Your task:
Every line that contains the word "inscritos" should be copied.
::: Records shown :::
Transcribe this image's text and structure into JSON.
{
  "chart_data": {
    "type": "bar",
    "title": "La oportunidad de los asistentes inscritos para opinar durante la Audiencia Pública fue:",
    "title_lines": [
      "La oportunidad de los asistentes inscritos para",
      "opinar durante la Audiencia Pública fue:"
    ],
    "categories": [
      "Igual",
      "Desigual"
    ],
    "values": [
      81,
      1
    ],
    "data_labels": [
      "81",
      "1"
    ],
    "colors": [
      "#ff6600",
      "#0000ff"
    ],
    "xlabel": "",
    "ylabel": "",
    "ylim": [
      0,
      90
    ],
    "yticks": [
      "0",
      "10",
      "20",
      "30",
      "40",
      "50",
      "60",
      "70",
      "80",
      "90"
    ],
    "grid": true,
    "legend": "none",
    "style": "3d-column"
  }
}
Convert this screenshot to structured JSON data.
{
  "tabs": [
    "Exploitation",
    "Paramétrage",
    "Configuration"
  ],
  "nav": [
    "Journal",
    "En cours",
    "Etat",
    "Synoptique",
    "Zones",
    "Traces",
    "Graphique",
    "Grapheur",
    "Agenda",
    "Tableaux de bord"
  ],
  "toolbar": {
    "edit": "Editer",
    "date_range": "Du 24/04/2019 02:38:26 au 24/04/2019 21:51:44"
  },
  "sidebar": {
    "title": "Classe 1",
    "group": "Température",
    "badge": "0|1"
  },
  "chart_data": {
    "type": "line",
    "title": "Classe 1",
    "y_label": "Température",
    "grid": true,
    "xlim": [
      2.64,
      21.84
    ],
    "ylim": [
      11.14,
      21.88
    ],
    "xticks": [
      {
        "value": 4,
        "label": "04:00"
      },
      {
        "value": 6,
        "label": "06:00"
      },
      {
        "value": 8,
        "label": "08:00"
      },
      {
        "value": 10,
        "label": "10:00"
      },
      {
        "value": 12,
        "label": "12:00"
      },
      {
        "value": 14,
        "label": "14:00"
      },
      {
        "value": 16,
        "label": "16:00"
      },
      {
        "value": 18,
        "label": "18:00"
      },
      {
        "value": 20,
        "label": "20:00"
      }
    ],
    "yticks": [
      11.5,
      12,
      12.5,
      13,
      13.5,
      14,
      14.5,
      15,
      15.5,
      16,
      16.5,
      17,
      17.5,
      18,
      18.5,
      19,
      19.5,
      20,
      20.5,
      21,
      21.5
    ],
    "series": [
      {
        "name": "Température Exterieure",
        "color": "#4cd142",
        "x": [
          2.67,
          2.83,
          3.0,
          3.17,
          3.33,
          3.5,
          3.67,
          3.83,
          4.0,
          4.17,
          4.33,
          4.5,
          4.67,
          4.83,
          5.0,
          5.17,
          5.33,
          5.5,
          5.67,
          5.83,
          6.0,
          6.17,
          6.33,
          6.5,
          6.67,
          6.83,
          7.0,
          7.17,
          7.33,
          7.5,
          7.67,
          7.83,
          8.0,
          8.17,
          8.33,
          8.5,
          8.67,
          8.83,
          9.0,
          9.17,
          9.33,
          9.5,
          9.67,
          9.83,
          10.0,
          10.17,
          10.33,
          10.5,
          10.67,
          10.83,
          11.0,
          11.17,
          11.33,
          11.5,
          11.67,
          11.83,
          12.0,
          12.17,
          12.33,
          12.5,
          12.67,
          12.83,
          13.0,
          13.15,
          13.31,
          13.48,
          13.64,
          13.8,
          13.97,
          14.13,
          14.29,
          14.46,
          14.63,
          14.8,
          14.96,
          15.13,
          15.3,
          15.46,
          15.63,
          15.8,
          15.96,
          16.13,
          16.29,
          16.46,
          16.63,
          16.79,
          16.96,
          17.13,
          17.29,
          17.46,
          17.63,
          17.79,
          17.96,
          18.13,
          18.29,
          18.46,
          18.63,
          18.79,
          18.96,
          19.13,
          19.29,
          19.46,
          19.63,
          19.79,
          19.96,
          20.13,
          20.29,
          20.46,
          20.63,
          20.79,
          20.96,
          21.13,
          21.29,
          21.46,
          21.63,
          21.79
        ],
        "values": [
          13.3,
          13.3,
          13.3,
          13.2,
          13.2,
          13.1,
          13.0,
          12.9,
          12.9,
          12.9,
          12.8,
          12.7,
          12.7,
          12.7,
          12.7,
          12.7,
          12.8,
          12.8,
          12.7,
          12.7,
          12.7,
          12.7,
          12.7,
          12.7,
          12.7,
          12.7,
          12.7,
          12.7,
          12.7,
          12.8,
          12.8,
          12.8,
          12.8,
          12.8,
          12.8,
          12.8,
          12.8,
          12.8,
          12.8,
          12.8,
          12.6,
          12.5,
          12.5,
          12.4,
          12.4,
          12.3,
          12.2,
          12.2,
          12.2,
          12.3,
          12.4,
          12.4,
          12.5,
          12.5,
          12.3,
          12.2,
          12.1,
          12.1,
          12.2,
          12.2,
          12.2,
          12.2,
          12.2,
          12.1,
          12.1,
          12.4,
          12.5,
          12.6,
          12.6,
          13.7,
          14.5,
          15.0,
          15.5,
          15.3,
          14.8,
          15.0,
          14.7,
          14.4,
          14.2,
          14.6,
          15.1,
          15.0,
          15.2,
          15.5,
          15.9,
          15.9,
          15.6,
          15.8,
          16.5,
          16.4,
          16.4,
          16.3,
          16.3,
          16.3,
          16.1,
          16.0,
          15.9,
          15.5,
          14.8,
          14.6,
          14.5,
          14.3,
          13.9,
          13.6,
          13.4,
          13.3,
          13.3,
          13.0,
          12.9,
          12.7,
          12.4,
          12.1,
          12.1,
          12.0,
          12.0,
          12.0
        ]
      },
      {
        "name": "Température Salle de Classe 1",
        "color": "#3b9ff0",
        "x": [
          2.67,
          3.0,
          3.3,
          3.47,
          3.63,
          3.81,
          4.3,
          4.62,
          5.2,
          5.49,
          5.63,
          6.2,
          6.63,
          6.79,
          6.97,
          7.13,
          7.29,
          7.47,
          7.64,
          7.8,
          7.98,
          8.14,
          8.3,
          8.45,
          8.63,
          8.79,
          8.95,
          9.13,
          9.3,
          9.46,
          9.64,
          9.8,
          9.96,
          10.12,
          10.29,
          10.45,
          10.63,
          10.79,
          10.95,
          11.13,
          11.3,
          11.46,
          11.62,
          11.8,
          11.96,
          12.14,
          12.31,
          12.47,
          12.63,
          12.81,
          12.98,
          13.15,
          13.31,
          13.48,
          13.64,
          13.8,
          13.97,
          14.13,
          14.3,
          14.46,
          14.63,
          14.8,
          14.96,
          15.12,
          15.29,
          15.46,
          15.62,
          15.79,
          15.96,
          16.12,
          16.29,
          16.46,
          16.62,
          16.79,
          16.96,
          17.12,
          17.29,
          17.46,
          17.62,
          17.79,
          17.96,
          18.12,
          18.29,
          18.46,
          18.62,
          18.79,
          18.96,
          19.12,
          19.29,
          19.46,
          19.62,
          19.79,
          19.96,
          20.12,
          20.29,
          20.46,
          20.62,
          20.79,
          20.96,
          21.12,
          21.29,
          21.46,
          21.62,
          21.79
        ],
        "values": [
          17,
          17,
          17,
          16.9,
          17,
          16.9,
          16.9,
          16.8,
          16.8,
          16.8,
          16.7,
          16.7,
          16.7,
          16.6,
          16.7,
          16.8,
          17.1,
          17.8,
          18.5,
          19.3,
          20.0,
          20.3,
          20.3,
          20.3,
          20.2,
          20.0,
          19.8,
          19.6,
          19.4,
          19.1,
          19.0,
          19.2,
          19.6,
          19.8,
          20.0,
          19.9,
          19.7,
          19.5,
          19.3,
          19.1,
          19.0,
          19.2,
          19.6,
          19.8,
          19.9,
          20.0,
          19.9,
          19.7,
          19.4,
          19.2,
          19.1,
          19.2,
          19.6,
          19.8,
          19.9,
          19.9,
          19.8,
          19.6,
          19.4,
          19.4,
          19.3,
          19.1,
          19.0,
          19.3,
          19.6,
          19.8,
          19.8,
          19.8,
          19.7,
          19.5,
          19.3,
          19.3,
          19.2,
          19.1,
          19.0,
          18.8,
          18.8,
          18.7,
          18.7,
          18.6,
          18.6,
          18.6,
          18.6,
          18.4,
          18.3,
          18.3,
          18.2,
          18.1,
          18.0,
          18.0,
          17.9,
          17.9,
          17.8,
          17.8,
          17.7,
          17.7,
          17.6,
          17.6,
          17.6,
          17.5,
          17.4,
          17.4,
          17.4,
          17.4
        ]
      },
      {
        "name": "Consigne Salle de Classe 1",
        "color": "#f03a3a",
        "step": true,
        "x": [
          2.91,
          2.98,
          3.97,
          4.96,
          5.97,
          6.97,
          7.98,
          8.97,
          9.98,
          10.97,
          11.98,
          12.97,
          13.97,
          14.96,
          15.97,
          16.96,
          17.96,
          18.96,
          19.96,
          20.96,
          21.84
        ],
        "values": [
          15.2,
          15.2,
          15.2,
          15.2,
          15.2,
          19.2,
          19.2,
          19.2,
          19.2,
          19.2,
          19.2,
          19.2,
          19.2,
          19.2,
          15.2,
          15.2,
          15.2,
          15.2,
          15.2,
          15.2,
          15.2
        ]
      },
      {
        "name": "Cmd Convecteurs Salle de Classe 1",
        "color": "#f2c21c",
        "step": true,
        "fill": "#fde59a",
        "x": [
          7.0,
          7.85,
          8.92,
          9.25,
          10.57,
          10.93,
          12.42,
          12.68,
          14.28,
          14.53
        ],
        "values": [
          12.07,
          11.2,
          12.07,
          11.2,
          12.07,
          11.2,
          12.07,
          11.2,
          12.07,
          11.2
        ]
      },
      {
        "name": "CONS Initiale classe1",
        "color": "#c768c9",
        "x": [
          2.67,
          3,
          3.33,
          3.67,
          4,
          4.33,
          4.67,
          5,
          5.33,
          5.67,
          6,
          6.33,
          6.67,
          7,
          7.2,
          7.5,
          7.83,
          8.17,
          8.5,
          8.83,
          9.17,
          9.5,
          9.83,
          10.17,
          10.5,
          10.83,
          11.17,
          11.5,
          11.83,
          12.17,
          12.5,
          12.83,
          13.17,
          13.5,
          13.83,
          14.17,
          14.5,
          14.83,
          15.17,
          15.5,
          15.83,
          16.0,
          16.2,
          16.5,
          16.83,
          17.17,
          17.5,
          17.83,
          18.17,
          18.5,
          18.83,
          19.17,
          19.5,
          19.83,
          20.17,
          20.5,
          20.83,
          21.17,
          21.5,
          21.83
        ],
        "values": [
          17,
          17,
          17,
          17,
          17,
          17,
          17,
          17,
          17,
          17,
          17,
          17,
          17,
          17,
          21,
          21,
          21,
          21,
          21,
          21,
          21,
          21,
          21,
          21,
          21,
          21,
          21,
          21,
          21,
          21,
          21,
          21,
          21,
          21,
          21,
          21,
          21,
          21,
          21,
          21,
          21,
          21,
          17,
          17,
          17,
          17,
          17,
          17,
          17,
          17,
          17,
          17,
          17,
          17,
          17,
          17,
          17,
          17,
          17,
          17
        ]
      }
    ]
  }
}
:::
Result for this task:
    "title": "La oportunidad de los asistentes inscritos para opinar durante la Audiencia Pública fue:",
      "La oportunidad de los asistentes inscritos para",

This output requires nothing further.